# Aim:
Below are records. Count every line containing the word "Feet" and give the number alone.

# Provided material:
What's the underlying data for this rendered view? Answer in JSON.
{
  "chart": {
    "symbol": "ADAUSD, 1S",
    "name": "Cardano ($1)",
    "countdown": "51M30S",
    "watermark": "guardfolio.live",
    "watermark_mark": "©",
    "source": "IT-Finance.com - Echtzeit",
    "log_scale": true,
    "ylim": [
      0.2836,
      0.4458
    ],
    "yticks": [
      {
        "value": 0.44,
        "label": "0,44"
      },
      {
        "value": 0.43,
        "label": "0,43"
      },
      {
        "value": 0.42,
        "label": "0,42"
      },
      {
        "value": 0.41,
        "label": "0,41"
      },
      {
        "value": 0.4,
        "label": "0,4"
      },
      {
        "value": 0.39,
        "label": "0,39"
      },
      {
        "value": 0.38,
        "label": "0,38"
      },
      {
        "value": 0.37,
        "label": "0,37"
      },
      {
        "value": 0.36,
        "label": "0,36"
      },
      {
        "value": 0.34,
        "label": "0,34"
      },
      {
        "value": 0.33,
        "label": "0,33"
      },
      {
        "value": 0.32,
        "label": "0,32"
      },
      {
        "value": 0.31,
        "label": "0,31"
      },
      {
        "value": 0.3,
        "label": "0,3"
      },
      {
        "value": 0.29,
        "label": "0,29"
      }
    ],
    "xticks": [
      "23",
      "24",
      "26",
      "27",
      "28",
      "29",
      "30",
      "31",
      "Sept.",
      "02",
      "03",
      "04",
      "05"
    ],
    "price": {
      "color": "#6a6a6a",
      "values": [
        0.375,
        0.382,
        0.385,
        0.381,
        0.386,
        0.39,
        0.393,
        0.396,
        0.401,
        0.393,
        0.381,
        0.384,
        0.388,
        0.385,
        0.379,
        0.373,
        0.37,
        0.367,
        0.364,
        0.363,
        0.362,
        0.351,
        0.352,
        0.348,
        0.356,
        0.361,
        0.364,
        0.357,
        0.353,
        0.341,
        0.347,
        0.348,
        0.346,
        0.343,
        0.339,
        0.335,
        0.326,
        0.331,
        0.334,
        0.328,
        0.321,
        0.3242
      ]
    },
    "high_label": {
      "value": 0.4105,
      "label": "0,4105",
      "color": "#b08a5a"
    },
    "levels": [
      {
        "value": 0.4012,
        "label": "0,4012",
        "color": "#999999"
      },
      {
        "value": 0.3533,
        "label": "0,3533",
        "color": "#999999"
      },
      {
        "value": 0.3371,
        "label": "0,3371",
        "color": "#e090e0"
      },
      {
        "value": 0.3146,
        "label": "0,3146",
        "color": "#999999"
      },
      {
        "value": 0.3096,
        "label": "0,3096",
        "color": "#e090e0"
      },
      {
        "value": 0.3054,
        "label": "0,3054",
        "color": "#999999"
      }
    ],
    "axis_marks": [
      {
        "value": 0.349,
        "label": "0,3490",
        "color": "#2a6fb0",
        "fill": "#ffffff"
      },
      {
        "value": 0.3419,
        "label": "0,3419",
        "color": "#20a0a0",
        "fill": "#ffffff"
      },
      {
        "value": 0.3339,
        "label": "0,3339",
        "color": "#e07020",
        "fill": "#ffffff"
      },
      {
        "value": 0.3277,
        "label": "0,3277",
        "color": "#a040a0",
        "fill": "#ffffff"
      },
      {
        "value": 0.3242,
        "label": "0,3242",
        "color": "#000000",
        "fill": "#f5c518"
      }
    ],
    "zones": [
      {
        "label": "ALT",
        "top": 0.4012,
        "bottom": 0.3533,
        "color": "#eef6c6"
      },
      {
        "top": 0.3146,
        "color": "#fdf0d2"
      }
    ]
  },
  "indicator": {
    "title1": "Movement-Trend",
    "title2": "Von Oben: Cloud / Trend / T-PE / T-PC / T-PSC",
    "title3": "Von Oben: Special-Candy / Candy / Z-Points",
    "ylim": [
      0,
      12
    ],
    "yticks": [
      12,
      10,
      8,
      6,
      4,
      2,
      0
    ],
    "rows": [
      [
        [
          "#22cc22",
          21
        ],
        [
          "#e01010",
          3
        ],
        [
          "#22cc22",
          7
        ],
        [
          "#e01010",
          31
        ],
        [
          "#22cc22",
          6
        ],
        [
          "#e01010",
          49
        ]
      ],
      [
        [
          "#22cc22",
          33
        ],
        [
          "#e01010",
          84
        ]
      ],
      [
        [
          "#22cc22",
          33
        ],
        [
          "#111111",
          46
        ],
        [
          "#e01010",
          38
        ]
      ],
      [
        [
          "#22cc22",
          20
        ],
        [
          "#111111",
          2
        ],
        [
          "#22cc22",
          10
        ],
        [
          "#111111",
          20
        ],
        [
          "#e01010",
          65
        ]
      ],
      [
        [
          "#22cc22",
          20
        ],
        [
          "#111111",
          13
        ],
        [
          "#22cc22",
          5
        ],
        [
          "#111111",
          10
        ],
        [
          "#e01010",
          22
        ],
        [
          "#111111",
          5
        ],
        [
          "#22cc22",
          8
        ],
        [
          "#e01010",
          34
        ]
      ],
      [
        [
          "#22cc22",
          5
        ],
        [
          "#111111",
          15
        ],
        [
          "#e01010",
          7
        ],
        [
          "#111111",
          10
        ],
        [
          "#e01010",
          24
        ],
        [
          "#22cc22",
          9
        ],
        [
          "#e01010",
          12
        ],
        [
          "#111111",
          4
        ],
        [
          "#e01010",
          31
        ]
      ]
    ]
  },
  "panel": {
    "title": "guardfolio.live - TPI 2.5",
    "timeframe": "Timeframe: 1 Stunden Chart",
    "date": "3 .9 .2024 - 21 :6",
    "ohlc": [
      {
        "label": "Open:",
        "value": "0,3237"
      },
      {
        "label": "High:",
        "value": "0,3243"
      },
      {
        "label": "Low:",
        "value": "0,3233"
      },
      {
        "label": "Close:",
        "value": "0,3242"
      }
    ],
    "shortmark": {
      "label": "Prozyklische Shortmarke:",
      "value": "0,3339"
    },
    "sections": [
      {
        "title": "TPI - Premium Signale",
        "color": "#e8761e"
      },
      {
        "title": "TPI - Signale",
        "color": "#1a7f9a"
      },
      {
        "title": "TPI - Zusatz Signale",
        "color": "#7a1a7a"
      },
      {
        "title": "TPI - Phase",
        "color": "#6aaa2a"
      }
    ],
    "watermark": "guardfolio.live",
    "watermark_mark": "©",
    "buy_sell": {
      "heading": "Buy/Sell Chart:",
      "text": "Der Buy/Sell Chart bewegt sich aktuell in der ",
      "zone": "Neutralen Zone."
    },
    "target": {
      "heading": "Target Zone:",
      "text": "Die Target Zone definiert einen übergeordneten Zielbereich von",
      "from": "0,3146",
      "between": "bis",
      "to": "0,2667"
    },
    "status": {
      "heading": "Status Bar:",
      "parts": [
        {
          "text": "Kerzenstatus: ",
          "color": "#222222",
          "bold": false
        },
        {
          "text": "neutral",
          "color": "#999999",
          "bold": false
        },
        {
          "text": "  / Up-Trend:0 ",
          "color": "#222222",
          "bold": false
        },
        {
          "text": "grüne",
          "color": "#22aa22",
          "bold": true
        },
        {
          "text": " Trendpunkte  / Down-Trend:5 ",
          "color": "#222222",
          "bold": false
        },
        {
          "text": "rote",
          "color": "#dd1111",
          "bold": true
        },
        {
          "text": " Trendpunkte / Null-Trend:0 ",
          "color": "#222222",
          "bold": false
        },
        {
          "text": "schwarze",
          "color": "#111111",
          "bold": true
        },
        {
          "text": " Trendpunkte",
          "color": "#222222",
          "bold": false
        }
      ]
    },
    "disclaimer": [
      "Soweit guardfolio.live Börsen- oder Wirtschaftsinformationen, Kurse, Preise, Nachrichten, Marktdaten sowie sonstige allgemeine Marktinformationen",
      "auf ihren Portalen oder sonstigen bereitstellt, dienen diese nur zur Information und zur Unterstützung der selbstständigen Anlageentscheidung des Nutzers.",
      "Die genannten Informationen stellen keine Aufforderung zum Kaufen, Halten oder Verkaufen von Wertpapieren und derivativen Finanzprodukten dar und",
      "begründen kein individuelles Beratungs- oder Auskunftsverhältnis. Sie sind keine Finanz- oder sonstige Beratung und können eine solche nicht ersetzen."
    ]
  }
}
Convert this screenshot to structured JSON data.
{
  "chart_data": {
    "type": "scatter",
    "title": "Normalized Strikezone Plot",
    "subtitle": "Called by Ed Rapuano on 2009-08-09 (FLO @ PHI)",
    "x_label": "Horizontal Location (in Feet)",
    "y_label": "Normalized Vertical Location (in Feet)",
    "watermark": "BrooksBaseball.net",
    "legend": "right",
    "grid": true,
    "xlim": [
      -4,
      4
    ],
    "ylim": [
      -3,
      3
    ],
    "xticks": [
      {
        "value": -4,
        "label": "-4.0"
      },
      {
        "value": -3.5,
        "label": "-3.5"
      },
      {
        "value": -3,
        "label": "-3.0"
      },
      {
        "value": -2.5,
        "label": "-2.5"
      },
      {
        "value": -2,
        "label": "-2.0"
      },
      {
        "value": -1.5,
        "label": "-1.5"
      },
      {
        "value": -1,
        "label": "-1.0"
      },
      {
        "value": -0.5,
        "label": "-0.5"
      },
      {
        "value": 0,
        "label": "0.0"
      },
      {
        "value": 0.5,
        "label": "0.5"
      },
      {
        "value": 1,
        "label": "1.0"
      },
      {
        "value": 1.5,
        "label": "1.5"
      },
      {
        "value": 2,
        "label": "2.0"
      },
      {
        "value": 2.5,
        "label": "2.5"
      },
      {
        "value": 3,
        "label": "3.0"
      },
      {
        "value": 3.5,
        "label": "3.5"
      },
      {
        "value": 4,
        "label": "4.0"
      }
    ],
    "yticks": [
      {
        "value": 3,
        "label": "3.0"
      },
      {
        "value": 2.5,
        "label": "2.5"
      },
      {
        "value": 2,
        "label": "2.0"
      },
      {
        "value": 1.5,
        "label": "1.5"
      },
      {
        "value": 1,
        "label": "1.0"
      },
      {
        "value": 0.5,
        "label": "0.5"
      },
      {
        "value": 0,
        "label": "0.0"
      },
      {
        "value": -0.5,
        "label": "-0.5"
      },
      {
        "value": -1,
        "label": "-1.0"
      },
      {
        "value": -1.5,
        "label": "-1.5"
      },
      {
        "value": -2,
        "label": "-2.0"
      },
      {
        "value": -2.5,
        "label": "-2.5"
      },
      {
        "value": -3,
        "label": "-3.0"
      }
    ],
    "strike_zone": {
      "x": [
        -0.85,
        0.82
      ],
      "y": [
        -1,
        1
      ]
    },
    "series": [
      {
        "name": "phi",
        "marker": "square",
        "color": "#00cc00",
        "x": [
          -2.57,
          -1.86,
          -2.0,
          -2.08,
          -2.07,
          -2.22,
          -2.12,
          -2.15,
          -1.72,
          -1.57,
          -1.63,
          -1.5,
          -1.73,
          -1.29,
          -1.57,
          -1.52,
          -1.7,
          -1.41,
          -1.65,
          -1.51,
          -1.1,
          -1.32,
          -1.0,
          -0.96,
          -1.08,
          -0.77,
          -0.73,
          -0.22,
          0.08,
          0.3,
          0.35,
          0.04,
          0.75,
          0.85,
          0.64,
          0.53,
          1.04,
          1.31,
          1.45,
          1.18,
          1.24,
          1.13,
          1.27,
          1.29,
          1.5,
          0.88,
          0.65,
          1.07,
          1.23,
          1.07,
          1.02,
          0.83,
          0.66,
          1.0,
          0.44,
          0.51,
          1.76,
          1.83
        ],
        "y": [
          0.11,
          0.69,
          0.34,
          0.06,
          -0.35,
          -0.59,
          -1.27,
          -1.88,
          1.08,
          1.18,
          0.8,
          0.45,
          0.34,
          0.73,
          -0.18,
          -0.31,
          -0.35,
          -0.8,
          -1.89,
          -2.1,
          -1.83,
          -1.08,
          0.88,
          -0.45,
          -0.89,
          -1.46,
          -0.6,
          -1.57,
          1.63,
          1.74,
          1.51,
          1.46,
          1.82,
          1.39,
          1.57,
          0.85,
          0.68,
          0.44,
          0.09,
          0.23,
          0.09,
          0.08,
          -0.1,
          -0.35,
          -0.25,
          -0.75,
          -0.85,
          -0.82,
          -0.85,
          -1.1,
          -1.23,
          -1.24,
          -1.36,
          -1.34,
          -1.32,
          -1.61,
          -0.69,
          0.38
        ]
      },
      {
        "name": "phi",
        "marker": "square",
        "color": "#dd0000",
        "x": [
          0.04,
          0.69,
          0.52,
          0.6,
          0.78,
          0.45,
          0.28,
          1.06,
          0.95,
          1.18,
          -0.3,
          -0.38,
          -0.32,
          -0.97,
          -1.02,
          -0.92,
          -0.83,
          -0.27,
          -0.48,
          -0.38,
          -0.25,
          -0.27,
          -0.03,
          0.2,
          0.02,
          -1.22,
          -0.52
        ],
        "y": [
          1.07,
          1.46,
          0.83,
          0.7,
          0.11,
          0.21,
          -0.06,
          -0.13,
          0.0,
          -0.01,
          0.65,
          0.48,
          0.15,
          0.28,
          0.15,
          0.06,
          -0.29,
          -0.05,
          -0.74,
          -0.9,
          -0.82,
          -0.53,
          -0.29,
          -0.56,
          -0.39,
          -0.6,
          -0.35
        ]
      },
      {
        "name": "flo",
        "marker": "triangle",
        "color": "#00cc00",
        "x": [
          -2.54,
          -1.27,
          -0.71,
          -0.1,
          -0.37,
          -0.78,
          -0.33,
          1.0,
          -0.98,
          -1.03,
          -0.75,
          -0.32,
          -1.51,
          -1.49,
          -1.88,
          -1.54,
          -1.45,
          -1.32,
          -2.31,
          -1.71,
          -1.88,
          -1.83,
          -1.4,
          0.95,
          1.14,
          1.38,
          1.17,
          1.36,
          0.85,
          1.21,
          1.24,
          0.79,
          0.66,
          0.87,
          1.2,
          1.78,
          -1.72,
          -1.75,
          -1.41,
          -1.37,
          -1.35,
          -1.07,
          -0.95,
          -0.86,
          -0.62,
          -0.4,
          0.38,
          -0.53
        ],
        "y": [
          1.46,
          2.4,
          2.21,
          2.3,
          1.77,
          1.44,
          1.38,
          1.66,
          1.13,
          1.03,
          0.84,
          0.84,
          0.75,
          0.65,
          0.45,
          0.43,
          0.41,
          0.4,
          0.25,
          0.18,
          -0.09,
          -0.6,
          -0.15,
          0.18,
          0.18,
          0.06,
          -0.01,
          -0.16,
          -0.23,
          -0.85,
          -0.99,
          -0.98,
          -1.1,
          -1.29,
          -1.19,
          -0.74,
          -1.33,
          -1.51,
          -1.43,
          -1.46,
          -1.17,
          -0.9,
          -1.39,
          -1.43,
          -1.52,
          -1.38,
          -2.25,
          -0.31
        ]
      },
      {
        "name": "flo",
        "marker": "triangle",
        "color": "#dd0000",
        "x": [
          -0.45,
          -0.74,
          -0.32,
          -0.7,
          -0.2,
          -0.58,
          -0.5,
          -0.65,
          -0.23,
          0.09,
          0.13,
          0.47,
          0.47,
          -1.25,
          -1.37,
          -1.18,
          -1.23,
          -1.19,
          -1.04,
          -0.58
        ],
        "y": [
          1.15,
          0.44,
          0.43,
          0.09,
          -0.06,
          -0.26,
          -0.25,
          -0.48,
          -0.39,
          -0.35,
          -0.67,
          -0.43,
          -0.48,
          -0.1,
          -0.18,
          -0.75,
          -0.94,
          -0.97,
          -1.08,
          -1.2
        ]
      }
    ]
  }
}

# The result:
2